OBJECTIVE
Please restate the following records word for word.

— BEGIN DATA PROVIDED —

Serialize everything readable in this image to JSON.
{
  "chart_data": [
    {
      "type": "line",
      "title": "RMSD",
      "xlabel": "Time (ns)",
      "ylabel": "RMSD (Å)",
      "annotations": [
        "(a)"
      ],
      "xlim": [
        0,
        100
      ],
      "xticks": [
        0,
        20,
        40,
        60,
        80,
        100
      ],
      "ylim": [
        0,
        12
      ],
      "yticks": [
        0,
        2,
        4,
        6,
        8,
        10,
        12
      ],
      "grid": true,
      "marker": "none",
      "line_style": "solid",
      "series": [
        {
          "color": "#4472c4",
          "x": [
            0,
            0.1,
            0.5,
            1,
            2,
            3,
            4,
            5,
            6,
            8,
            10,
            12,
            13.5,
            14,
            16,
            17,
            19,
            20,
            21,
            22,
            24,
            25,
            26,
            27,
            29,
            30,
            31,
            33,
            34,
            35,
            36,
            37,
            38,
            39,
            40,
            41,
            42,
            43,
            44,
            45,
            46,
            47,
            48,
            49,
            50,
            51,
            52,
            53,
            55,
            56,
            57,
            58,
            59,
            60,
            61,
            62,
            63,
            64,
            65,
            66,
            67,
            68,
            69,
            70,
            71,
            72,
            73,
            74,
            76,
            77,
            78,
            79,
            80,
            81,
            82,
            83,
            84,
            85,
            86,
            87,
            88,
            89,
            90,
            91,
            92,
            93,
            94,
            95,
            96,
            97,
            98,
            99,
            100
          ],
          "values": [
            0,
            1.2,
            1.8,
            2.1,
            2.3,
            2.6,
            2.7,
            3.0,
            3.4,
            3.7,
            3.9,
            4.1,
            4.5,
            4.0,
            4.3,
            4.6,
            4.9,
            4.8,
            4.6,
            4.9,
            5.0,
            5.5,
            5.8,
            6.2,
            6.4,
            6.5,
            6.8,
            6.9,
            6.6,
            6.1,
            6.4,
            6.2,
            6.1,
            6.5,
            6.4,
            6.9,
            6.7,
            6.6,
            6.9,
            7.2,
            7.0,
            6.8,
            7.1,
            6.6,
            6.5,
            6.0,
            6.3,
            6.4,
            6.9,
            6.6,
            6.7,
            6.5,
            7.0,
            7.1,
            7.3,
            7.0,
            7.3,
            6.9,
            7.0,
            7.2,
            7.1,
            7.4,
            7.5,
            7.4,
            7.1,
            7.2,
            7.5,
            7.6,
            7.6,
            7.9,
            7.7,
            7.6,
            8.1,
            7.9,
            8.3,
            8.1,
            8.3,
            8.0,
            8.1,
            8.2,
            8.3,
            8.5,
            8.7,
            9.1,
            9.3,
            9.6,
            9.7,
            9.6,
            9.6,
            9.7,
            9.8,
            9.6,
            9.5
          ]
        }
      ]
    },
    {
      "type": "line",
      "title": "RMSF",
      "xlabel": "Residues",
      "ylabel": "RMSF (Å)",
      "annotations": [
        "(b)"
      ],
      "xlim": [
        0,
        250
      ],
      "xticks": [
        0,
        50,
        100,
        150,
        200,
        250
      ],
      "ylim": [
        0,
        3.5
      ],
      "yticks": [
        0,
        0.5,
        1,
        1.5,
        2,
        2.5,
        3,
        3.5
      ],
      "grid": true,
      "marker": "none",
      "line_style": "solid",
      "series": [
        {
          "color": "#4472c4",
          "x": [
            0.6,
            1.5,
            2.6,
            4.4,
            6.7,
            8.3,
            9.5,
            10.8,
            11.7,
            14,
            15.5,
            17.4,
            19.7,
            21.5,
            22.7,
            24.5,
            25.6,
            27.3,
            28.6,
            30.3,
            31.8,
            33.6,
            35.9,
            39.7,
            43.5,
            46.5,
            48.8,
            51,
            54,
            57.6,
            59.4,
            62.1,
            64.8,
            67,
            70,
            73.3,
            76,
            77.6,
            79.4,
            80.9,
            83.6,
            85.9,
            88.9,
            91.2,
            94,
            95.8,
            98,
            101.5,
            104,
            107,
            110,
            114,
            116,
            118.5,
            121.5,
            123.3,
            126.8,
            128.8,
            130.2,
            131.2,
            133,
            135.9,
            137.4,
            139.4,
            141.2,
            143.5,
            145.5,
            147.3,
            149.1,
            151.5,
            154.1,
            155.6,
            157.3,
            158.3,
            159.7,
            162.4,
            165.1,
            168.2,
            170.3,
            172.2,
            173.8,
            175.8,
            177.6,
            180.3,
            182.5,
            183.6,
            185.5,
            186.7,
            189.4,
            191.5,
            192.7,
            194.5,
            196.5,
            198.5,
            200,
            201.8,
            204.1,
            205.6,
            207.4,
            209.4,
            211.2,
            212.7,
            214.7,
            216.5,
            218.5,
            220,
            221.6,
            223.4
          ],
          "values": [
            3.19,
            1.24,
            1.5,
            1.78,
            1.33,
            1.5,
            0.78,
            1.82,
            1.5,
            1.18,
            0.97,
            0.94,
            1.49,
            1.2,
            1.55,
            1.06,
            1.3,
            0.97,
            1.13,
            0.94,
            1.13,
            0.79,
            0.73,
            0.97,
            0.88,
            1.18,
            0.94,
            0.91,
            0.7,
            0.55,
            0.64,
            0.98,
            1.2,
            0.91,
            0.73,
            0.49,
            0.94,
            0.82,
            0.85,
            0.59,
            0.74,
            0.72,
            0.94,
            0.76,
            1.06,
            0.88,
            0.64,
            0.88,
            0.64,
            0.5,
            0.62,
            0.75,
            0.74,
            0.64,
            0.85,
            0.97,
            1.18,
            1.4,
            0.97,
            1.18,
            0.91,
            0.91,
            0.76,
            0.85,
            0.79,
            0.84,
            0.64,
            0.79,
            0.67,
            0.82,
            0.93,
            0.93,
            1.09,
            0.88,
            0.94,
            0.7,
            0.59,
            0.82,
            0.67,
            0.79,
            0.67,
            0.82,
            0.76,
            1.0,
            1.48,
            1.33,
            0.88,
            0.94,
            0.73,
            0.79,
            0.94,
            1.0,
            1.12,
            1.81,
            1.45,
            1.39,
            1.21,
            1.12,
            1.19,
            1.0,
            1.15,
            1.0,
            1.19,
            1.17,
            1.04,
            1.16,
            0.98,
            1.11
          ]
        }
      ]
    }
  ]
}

— END DATA PROVIDED —

OUTPUT
Serialize everything readable in this image to JSON.
{
  "chart_data": [
    {
      "type": "line",
      "title": "RMSD",
      "xlabel": "Time (ns)",
      "ylabel": "RMSD (Å)",
      "annotations": [
        "(a)"
      ],
      "xlim": [
        0,
        100
      ],
      "xticks": [
        0,
        20,
        40,
        60,
        80,
        100
      ],
      "ylim": [
        0,
        12
      ],
      "yticks": [
        0,
        2,
        4,
        6,
        8,
        10,
        12
      ],
      "grid": true,
      "marker": "none",
      "line_style": "solid",
      "series": [
        {
          "color": "#4472c4",
          "x": [
            0,
            0.1,
            0.5,
            1,
            2,
            3,
            4,
            5,
            6,
            8,
            10,
            12,
            13.5,
            14,
            16,
            17,
            19,
            20,
            21,
            22,
            24,
            25,
            26,
            27,
            29,
            30,
            31,
            33,
            34,
            35,
            36,
            37,
            38,
            39,
            40,
            41,
            42,
            43,
            44,
            45,
            46,
            47,
            48,
            49,
            50,
            51,
            52,
            53,
            55,
            56,
            57,
            58,
            59,
            60,
            61,
            62,
            63,
            64,
            65,
            66,
            67,
            68,
            69,
            70,
            71,
            72,
            73,
            74,
            76,
            77,
            78,
            79,
            80,
            81,
            82,
            83,
            84,
            85,
            86,
            87,
            88,
            89,
            90,
            91,
            92,
            93,
            94,
            95,
            96,
            97,
            98,
            99,
            100
          ],
          "values": [
            0,
            1.2,
            1.8,
            2.1,
            2.3,
            2.6,
            2.7,
            3.0,
            3.4,
            3.7,
            3.9,
            4.1,
            4.5,
            4.0,
            4.3,
            4.6,
            4.9,
            4.8,
            4.6,
            4.9,
            5.0,
            5.5,
            5.8,
            6.2,
            6.4,
            6.5,
            6.8,
            6.9,
            6.6,
            6.1,
            6.4,
            6.2,
            6.1,
            6.5,
            6.4,
            6.9,
            6.7,
            6.6,
            6.9,
            7.2,
            7.0,
            6.8,
            7.1,
            6.6,
            6.5,
            6.0,
            6.3,
            6.4,
            6.9,
            6.6,
            6.7,
            6.5,
            7.0,
            7.1,
            7.3,
            7.0,
            7.3,
            6.9,
            7.0,
            7.2,
            7.1,
            7.4,
            7.5,
            7.4,
            7.1,
            7.2,
            7.5,
            7.6,
            7.6,
            7.9,
            7.7,
            7.6,
            8.1,
            7.9,
            8.3,
            8.1,
            8.3,
            8.0,
            8.1,
            8.2,
            8.3,
            8.5,
            8.7,
            9.1,
            9.3,
            9.6,
            9.7,
            9.6,
            9.6,
            9.7,
            9.8,
            9.6,
            9.5
          ]
        }
      ]
    },
    {
      "type": "line",
      "title": "RMSF",
      "xlabel": "Residues",
      "ylabel": "RMSF (Å)",
      "annotations": [
        "(b)"
      ],
      "xlim": [
        0,
        250
      ],
      "xticks": [
        0,
        50,
        100,
        150,
        200,
        250
      ],
      "ylim": [
        0,
        3.5
      ],
      "yticks": [
        0,
        0.5,
        1,
        1.5,
        2,
        2.5,
        3,
        3.5
      ],
      "grid": true,
      "marker": "none",
      "line_style": "solid",
      "series": [
        {
          "color": "#4472c4",
          "x": [
            0.6,
            1.5,
            2.6,
            4.4,
            6.7,
            8.3,
            9.5,
            10.8,
            11.7,
            14,
            15.5,
            17.4,
            19.7,
            21.5,
            22.7,
            24.5,
            25.6,
            27.3,
            28.6,
            30.3,
            31.8,
            33.6,
            35.9,
            39.7,
            43.5,
            46.5,
            48.8,
            51,
            54,
            57.6,
            59.4,
            62.1,
            64.8,
            67,
            70,
            73.3,
            76,
            77.6,
            79.4,
            80.9,
            83.6,
            85.9,
            88.9,
            91.2,
            94,
            95.8,
            98,
            101.5,
            104,
            107,
            110,
            114,
            116,
            118.5,
            121.5,
            123.3,
            126.8,
            128.8,
            130.2,
            131.2,
            133,
            135.9,
            137.4,
            139.4,
            141.2,
            143.5,
            145.5,
            147.3,
            149.1,
            151.5,
            154.1,
            155.6,
            157.3,
            158.3,
            159.7,
            162.4,
            165.1,
            168.2,
            170.3,
            172.2,
            173.8,
            175.8,
            177.6,
            180.3,
            182.5,
            183.6,
            185.5,
            186.7,
            189.4,
            191.5,
            192.7,
            194.5,
            196.5,
            198.5,
            200,
            201.8,
            204.1,
            205.6,
            207.4,
            209.4,
            211.2,
            212.7,
            214.7,
            216.5,
            218.5,
            220,
            221.6,
            223.4
          ],
          "values": [
            3.19,
            1.24,
            1.5,
            1.78,
            1.33,
            1.5,
            0.78,
            1.82,
            1.5,
            1.18,
            0.97,
            0.94,
            1.49,
            1.2,
            1.55,
            1.06,
            1.3,
            0.97,
            1.13,
            0.94,
            1.13,
            0.79,
            0.73,
            0.97,
            0.88,
            1.18,
            0.94,
            0.91,
            0.7,
            0.55,
            0.64,
            0.98,
            1.2,
            0.91,
            0.73,
            0.49,
            0.94,
            0.82,
            0.85,
            0.59,
            0.74,
            0.72,
            0.94,
            0.76,
            1.06,
            0.88,
            0.64,
            0.88,
            0.64,
            0.5,
            0.62,
            0.75,
            0.74,
            0.64,
            0.85,
            0.97,
            1.18,
            1.4,
            0.97,
            1.18,
            0.91,
            0.91,
            0.76,
            0.85,
            0.79,
            0.84,
            0.64,
            0.79,
            0.67,
            0.82,
            0.93,
            0.93,
            1.09,
            0.88,
            0.94,
            0.7,
            0.59,
            0.82,
            0.67,
            0.79,
            0.67,
            0.82,
            0.76,
            1.0,
            1.48,
            1.33,
            0.88,
            0.94,
            0.73,
            0.79,
            0.94,
            1.0,
            1.12,
            1.81,
            1.45,
            1.39,
            1.21,
            1.12,
            1.19,
            1.0,
            1.15,
            1.0,
            1.19,
            1.17,
            1.04,
            1.16,
            0.98,
            1.11
          ]
        }
      ]
    }
  ]
}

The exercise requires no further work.